Task instructions:
Skip the pictures and extract all of the lines exactly as written.

(Source records)
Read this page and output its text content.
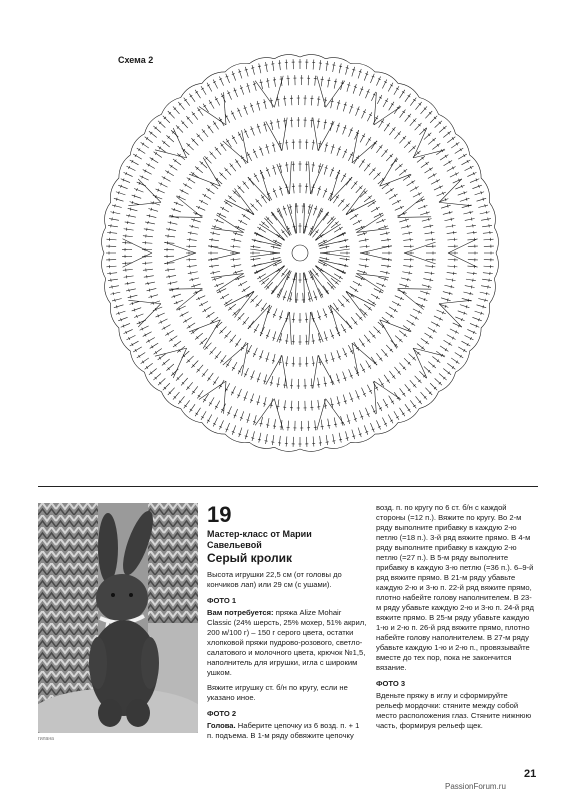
Схема 2
гилана
19
Мастер-класс от Марии Савельевой
Серый кролик

Высота игрушки 22,5 см (от головы до кончиков лап) или 29 см (с ушами).

ФОТО 1

Вам потребуется: пряжа Alize Mohair Classic (24% шерсть, 25% мохер, 51% акрил, 200 м/100 г) – 150 г серого цвета, остатки хлопковой пряжи пудрово-розового, светло-салатового и молочного цвета, крючок №1,5, наполнитель для игрушки, игла с широким ушком.

Вяжите игрушку ст. б/н по кругу, если не указано иное.

ФОТО 2

Голова. Наберите цепочку из 6 возд. п. + 1 п. подъема. В 1-м ряду обвяжите цепочку

возд. п. по кругу по 6 ст. б/н с каждой стороны (=12 п.). Вяжите по кругу. Во 2-м ряду выполните прибавку в каждую 2-ю петлю (=18 п.). 3-й ряд вяжите прямо. В 4-м ряду выполните прибавку в каждую 2-ю петлю (=27 п.). В 5-м ряду выполните прибавку в каждую 3-ю петлю (=36 п.). 6–9-й ряд вяжите прямо. В 21-м ряду убавьте каждую 2-ю и 3-ю п. 22-й ряд вяжите прямо, плотно набейте голову наполнителем. В 23-м ряду убавьте каждую 2-ю и 3-ю п. 24-й ряд вяжите прямо. В 25-м ряду убавьте каждую 1-ю и 2-ю п. 26-й ряд вяжите прямо, плотно набейте голову наполнителем. В 27-м ряду убавьте каждую 1-ю и 2-ю п., провязывайте вместе до тех пор, пока не закончится вязание.

ФОТО 3

Вденьте пряжу в иглу и сформируйте рельеф мордочки: стяните между собой место расположения глаз. Стяните нижнюю часть, формируя рельеф щек.

21
PassionForum.ru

Response below:
Read this page and output its text content.
Схема 2
гилана
19
Мастер-класс от Марии Савельевой
Серый кролик

Высота игрушки 22,5 см (от головы до кончиков лап) или 29 см (с ушами).

ФОТО 1

Вам потребуется: пряжа Alize Mohair Classic (24% шерсть, 25% мохер, 51% акрил, 200 м/100 г) – 150 г серого цвета, остатки хлопковой пряжи пудрово-розового, светло-салатового и молочного цвета, крючок №1,5, наполнитель для игрушки, игла с широким ушком.

Вяжите игрушку ст. б/н по кругу, если не указано иное.

ФОТО 2

Голова. Наберите цепочку из 6 возд. п. + 1 п. подъема. В 1-м ряду обвяжите цепочку

возд. п. по кругу по 6 ст. б/н с каждой стороны (=12 п.). Вяжите по кругу. Во 2-м ряду выполните прибавку в каждую 2-ю петлю (=18 п.). 3-й ряд вяжите прямо. В 4-м ряду выполните прибавку в каждую 2-ю петлю (=27 п.). В 5-м ряду выполните прибавку в каждую 3-ю петлю (=36 п.). 6–9-й ряд вяжите прямо. В 21-м ряду убавьте каждую 2-ю и 3-ю п. 22-й ряд вяжите прямо, плотно набейте голову наполнителем. В 23-м ряду убавьте каждую 2-ю и 3-ю п. 24-й ряд вяжите прямо. В 25-м ряду убавьте каждую 1-ю и 2-ю п. 26-й ряд вяжите прямо, плотно набейте голову наполнителем. В 27-м ряду убавьте каждую 1-ю и 2-ю п., провязывайте вместе до тех пор, пока не закончится вязание.

ФОТО 3

Вденьте пряжу в иглу и сформируйте рельеф мордочки: стяните между собой место расположения глаз. Стяните нижнюю часть, формируя рельеф щек.

21
PassionForum.ru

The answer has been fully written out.